[Data records]
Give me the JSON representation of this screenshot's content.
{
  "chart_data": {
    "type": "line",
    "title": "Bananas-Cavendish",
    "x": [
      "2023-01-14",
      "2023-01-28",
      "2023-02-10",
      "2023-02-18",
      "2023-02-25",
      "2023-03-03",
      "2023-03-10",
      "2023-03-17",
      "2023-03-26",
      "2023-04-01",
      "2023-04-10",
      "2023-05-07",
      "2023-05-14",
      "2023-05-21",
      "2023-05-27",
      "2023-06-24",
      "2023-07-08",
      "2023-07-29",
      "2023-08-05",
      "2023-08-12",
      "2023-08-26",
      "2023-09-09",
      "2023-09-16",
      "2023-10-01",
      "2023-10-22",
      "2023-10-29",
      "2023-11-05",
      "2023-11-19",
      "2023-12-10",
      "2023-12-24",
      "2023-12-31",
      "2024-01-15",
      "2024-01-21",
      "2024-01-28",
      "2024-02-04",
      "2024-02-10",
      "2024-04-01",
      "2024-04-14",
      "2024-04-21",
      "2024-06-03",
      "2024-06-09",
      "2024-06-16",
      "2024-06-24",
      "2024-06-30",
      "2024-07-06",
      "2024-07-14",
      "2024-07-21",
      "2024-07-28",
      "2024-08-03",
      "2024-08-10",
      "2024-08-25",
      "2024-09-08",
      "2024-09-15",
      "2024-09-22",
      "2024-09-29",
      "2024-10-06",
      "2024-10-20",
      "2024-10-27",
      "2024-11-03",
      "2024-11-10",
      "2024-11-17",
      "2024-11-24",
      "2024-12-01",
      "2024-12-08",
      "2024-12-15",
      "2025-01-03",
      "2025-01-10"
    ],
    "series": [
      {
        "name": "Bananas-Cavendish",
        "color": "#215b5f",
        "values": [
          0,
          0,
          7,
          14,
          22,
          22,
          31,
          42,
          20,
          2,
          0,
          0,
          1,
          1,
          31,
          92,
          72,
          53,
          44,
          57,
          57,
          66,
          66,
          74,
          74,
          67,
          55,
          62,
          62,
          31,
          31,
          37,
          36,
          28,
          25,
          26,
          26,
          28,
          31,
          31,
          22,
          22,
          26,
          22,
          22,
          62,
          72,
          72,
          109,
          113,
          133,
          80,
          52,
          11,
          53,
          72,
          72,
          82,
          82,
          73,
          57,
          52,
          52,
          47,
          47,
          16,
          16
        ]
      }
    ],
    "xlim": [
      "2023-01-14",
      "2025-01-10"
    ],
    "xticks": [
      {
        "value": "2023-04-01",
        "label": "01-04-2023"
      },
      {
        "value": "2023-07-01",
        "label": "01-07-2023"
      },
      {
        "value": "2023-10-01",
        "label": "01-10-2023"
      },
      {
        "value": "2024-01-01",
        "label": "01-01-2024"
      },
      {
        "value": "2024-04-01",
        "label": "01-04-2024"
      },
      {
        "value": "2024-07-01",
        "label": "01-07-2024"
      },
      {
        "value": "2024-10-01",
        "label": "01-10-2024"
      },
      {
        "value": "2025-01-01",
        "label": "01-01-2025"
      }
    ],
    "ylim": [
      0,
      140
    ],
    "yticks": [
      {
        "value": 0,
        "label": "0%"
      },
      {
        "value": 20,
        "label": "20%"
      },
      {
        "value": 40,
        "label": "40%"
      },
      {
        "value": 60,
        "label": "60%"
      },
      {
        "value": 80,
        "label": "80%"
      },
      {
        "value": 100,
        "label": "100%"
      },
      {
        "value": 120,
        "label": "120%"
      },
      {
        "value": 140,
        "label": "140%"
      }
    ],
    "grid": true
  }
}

*Exercise task:*
Pull every line containing "Cavendish" out of the records.

*Correct response:*
    "title": "Bananas-Cavendish",
        "name": "Bananas-Cavendish",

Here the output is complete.